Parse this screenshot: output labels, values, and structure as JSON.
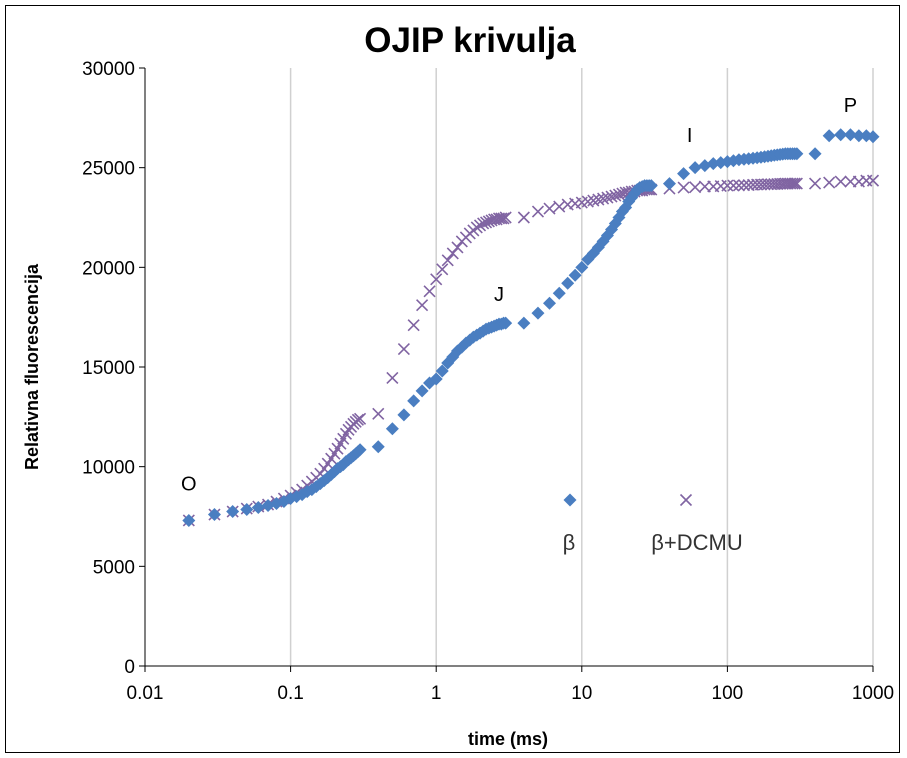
{
  "chart_data": {
    "type": "scatter",
    "title": "OJIP krivulja",
    "xlabel": "time (ms)",
    "ylabel": "Relativna fluorescencija",
    "xscale": "log",
    "xlim": [
      0.01,
      1000
    ],
    "ylim": [
      0,
      30000
    ],
    "xticks": [
      0.01,
      0.1,
      1,
      10,
      100,
      1000
    ],
    "xtick_labels": [
      "0.01",
      "0.1",
      "1",
      "10",
      "100",
      "1000"
    ],
    "yticks": [
      0,
      5000,
      10000,
      15000,
      20000,
      25000,
      30000
    ],
    "ytick_labels": [
      "0",
      "5000",
      "10000",
      "15000",
      "20000",
      "25000",
      "30000"
    ],
    "grid": "vertical",
    "legend_position": "inside-center-right",
    "series": [
      {
        "name": "β",
        "marker": "diamond",
        "color": "#4a7ec1",
        "x": [
          0.02,
          0.03,
          0.04,
          0.05,
          0.06,
          0.07,
          0.08,
          0.09,
          0.1,
          0.11,
          0.12,
          0.13,
          0.14,
          0.15,
          0.16,
          0.17,
          0.18,
          0.19,
          0.2,
          0.21,
          0.22,
          0.23,
          0.24,
          0.25,
          0.26,
          0.27,
          0.28,
          0.29,
          0.3,
          0.4,
          0.5,
          0.6,
          0.7,
          0.8,
          0.9,
          1.0,
          1.1,
          1.2,
          1.3,
          1.4,
          1.5,
          1.6,
          1.7,
          1.8,
          1.9,
          2.0,
          2.1,
          2.2,
          2.3,
          2.4,
          2.5,
          2.6,
          2.7,
          2.8,
          2.9,
          3.0,
          4,
          5,
          6,
          7,
          8,
          9,
          10,
          11,
          12,
          13,
          14,
          15,
          16,
          17,
          18,
          19,
          20,
          21,
          22,
          23,
          24,
          25,
          26,
          27,
          28,
          29,
          30,
          40,
          50,
          60,
          70,
          80,
          90,
          100,
          110,
          120,
          130,
          140,
          150,
          160,
          170,
          180,
          190,
          200,
          210,
          220,
          230,
          240,
          250,
          260,
          270,
          280,
          290,
          300,
          400,
          500,
          600,
          700,
          800,
          900,
          1000
        ],
        "y": [
          7300,
          7600,
          7750,
          7850,
          7950,
          8050,
          8150,
          8250,
          8400,
          8500,
          8600,
          8750,
          8850,
          9000,
          9150,
          9300,
          9450,
          9600,
          9750,
          9900,
          10000,
          10100,
          10250,
          10350,
          10450,
          10550,
          10650,
          10750,
          10850,
          11000,
          11900,
          12600,
          13300,
          13800,
          14200,
          14400,
          14800,
          15200,
          15500,
          15800,
          16000,
          16200,
          16350,
          16500,
          16600,
          16700,
          16800,
          16900,
          16950,
          17000,
          17050,
          17100,
          17150,
          17150,
          17200,
          17200,
          17200,
          17700,
          18200,
          18700,
          19200,
          19600,
          20000,
          20400,
          20700,
          21000,
          21300,
          21600,
          21900,
          22200,
          22500,
          22800,
          23000,
          23300,
          23500,
          23700,
          23900,
          24000,
          24050,
          24100,
          24100,
          24100,
          24100,
          24200,
          24700,
          25000,
          25100,
          25200,
          25250,
          25300,
          25350,
          25400,
          25420,
          25450,
          25470,
          25500,
          25520,
          25550,
          25570,
          25600,
          25620,
          25640,
          25660,
          25680,
          25700,
          25700,
          25700,
          25700,
          25700,
          25700,
          25700,
          26600,
          26650,
          26650,
          26600,
          26600,
          26550
        ]
      },
      {
        "name": "β+DCMU",
        "marker": "x",
        "color": "#8064a2",
        "x": [
          0.02,
          0.03,
          0.04,
          0.05,
          0.06,
          0.07,
          0.08,
          0.09,
          0.1,
          0.11,
          0.12,
          0.13,
          0.14,
          0.15,
          0.16,
          0.17,
          0.18,
          0.19,
          0.2,
          0.21,
          0.22,
          0.23,
          0.24,
          0.25,
          0.26,
          0.27,
          0.28,
          0.29,
          0.3,
          0.4,
          0.5,
          0.6,
          0.7,
          0.8,
          0.9,
          1.0,
          1.1,
          1.2,
          1.3,
          1.4,
          1.5,
          1.6,
          1.7,
          1.8,
          1.9,
          2.0,
          2.1,
          2.2,
          2.3,
          2.4,
          2.5,
          2.6,
          2.7,
          2.8,
          2.9,
          3.0,
          4,
          5,
          6,
          7,
          8,
          9,
          10,
          11,
          12,
          13,
          14,
          15,
          16,
          17,
          18,
          19,
          20,
          21,
          22,
          23,
          24,
          25,
          26,
          27,
          28,
          29,
          30,
          40,
          50,
          60,
          70,
          80,
          90,
          100,
          110,
          120,
          130,
          140,
          150,
          160,
          170,
          180,
          190,
          200,
          210,
          220,
          230,
          240,
          250,
          260,
          270,
          280,
          290,
          300,
          400,
          500,
          600,
          700,
          800,
          900,
          1000
        ],
        "y": [
          7300,
          7600,
          7750,
          7900,
          8000,
          8100,
          8250,
          8400,
          8550,
          8700,
          8850,
          9050,
          9250,
          9450,
          9650,
          9900,
          10150,
          10400,
          10650,
          10900,
          11150,
          11400,
          11650,
          11850,
          12000,
          12150,
          12250,
          12350,
          12400,
          12650,
          14450,
          15900,
          17100,
          18100,
          18800,
          19400,
          19900,
          20350,
          20700,
          21000,
          21300,
          21500,
          21700,
          21850,
          22000,
          22100,
          22200,
          22250,
          22300,
          22350,
          22400,
          22400,
          22450,
          22450,
          22450,
          22500,
          22500,
          22800,
          22950,
          23050,
          23150,
          23200,
          23250,
          23300,
          23350,
          23400,
          23450,
          23500,
          23550,
          23600,
          23650,
          23700,
          23750,
          23750,
          23800,
          23800,
          23850,
          23850,
          23850,
          23900,
          23900,
          23900,
          23900,
          23950,
          24000,
          24020,
          24050,
          24060,
          24080,
          24100,
          24100,
          24110,
          24120,
          24130,
          24140,
          24150,
          24150,
          24160,
          24170,
          24170,
          24180,
          24180,
          24190,
          24190,
          24200,
          24200,
          24200,
          24200,
          24200,
          24200,
          24200,
          24250,
          24300,
          24300,
          24300,
          24350,
          24350
        ]
      }
    ],
    "annotations": [
      {
        "text": "O",
        "x": 0.02,
        "y": 8800
      },
      {
        "text": "J",
        "x": 2.7,
        "y": 18300
      },
      {
        "text": "I",
        "x": 55,
        "y": 26300
      },
      {
        "text": "P",
        "x": 700,
        "y": 27800
      }
    ]
  }
}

▶ _Goal of the exercise_:
Return the whole listing, word for word, and leave out every picture.

▶ _The response_:
Parse this screenshot: output labels, values, and structure as JSON.
{
  "chart_data": {
    "type": "scatter",
    "title": "OJIP krivulja",
    "xlabel": "time (ms)",
    "ylabel": "Relativna fluorescencija",
    "xscale": "log",
    "xlim": [
      0.01,
      1000
    ],
    "ylim": [
      0,
      30000
    ],
    "xticks": [
      0.01,
      0.1,
      1,
      10,
      100,
      1000
    ],
    "xtick_labels": [
      "0.01",
      "0.1",
      "1",
      "10",
      "100",
      "1000"
    ],
    "yticks": [
      0,
      5000,
      10000,
      15000,
      20000,
      25000,
      30000
    ],
    "ytick_labels": [
      "0",
      "5000",
      "10000",
      "15000",
      "20000",
      "25000",
      "30000"
    ],
    "grid": "vertical",
    "legend_position": "inside-center-right",
    "series": [
      {
        "name": "β",
        "marker": "diamond",
        "color": "#4a7ec1",
        "x": [
          0.02,
          0.03,
          0.04,
          0.05,
          0.06,
          0.07,
          0.08,
          0.09,
          0.1,
          0.11,
          0.12,
          0.13,
          0.14,
          0.15,
          0.16,
          0.17,
          0.18,
          0.19,
          0.2,
          0.21,
          0.22,
          0.23,
          0.24,
          0.25,
          0.26,
          0.27,
          0.28,
          0.29,
          0.3,
          0.4,
          0.5,
          0.6,
          0.7,
          0.8,
          0.9,
          1.0,
          1.1,
          1.2,
          1.3,
          1.4,
          1.5,
          1.6,
          1.7,
          1.8,
          1.9,
          2.0,
          2.1,
          2.2,
          2.3,
          2.4,
          2.5,
          2.6,
          2.7,
          2.8,
          2.9,
          3.0,
          4,
          5,
          6,
          7,
          8,
          9,
          10,
          11,
          12,
          13,
          14,
          15,
          16,
          17,
          18,
          19,
          20,
          21,
          22,
          23,
          24,
          25,
          26,
          27,
          28,
          29,
          30,
          40,
          50,
          60,
          70,
          80,
          90,
          100,
          110,
          120,
          130,
          140,
          150,
          160,
          170,
          180,
          190,
          200,
          210,
          220,
          230,
          240,
          250,
          260,
          270,
          280,
          290,
          300,
          400,
          500,
          600,
          700,
          800,
          900,
          1000
        ],
        "y": [
          7300,
          7600,
          7750,
          7850,
          7950,
          8050,
          8150,
          8250,
          8400,
          8500,
          8600,
          8750,
          8850,
          9000,
          9150,
          9300,
          9450,
          9600,
          9750,
          9900,
          10000,
          10100,
          10250,
          10350,
          10450,
          10550,
          10650,
          10750,
          10850,
          11000,
          11900,
          12600,
          13300,
          13800,
          14200,
          14400,
          14800,
          15200,
          15500,
          15800,
          16000,
          16200,
          16350,
          16500,
          16600,
          16700,
          16800,
          16900,
          16950,
          17000,
          17050,
          17100,
          17150,
          17150,
          17200,
          17200,
          17200,
          17700,
          18200,
          18700,
          19200,
          19600,
          20000,
          20400,
          20700,
          21000,
          21300,
          21600,
          21900,
          22200,
          22500,
          22800,
          23000,
          23300,
          23500,
          23700,
          23900,
          24000,
          24050,
          24100,
          24100,
          24100,
          24100,
          24200,
          24700,
          25000,
          25100,
          25200,
          25250,
          25300,
          25350,
          25400,
          25420,
          25450,
          25470,
          25500,
          25520,
          25550,
          25570,
          25600,
          25620,
          25640,
          25660,
          25680,
          25700,
          25700,
          25700,
          25700,
          25700,
          25700,
          25700,
          26600,
          26650,
          26650,
          26600,
          26600,
          26550
        ]
      },
      {
        "name": "β+DCMU",
        "marker": "x",
        "color": "#8064a2",
        "x": [
          0.02,
          0.03,
          0.04,
          0.05,
          0.06,
          0.07,
          0.08,
          0.09,
          0.1,
          0.11,
          0.12,
          0.13,
          0.14,
          0.15,
          0.16,
          0.17,
          0.18,
          0.19,
          0.2,
          0.21,
          0.22,
          0.23,
          0.24,
          0.25,
          0.26,
          0.27,
          0.28,
          0.29,
          0.3,
          0.4,
          0.5,
          0.6,
          0.7,
          0.8,
          0.9,
          1.0,
          1.1,
          1.2,
          1.3,
          1.4,
          1.5,
          1.6,
          1.7,
          1.8,
          1.9,
          2.0,
          2.1,
          2.2,
          2.3,
          2.4,
          2.5,
          2.6,
          2.7,
          2.8,
          2.9,
          3.0,
          4,
          5,
          6,
          7,
          8,
          9,
          10,
          11,
          12,
          13,
          14,
          15,
          16,
          17,
          18,
          19,
          20,
          21,
          22,
          23,
          24,
          25,
          26,
          27,
          28,
          29,
          30,
          40,
          50,
          60,
          70,
          80,
          90,
          100,
          110,
          120,
          130,
          140,
          150,
          160,
          170,
          180,
          190,
          200,
          210,
          220,
          230,
          240,
          250,
          260,
          270,
          280,
          290,
          300,
          400,
          500,
          600,
          700,
          800,
          900,
          1000
        ],
        "y": [
          7300,
          7600,
          7750,
          7900,
          8000,
          8100,
          8250,
          8400,
          8550,
          8700,
          8850,
          9050,
          9250,
          9450,
          9650,
          9900,
          10150,
          10400,
          10650,
          10900,
          11150,
          11400,
          11650,
          11850,
          12000,
          12150,
          12250,
          12350,
          12400,
          12650,
          14450,
          15900,
          17100,
          18100,
          18800,
          19400,
          19900,
          20350,
          20700,
          21000,
          21300,
          21500,
          21700,
          21850,
          22000,
          22100,
          22200,
          22250,
          22300,
          22350,
          22400,
          22400,
          22450,
          22450,
          22450,
          22500,
          22500,
          22800,
          22950,
          23050,
          23150,
          23200,
          23250,
          23300,
          23350,
          23400,
          23450,
          23500,
          23550,
          23600,
          23650,
          23700,
          23750,
          23750,
          23800,
          23800,
          23850,
          23850,
          23850,
          23900,
          23900,
          23900,
          23900,
          23950,
          24000,
          24020,
          24050,
          24060,
          24080,
          24100,
          24100,
          24110,
          24120,
          24130,
          24140,
          24150,
          24150,
          24160,
          24170,
          24170,
          24180,
          24180,
          24190,
          24190,
          24200,
          24200,
          24200,
          24200,
          24200,
          24200,
          24200,
          24250,
          24300,
          24300,
          24300,
          24350,
          24350
        ]
      }
    ],
    "annotations": [
      {
        "text": "O",
        "x": 0.02,
        "y": 8800
      },
      {
        "text": "J",
        "x": 2.7,
        "y": 18300
      },
      {
        "text": "I",
        "x": 55,
        "y": 26300
      },
      {
        "text": "P",
        "x": 700,
        "y": 27800
      }
    ]
  }
}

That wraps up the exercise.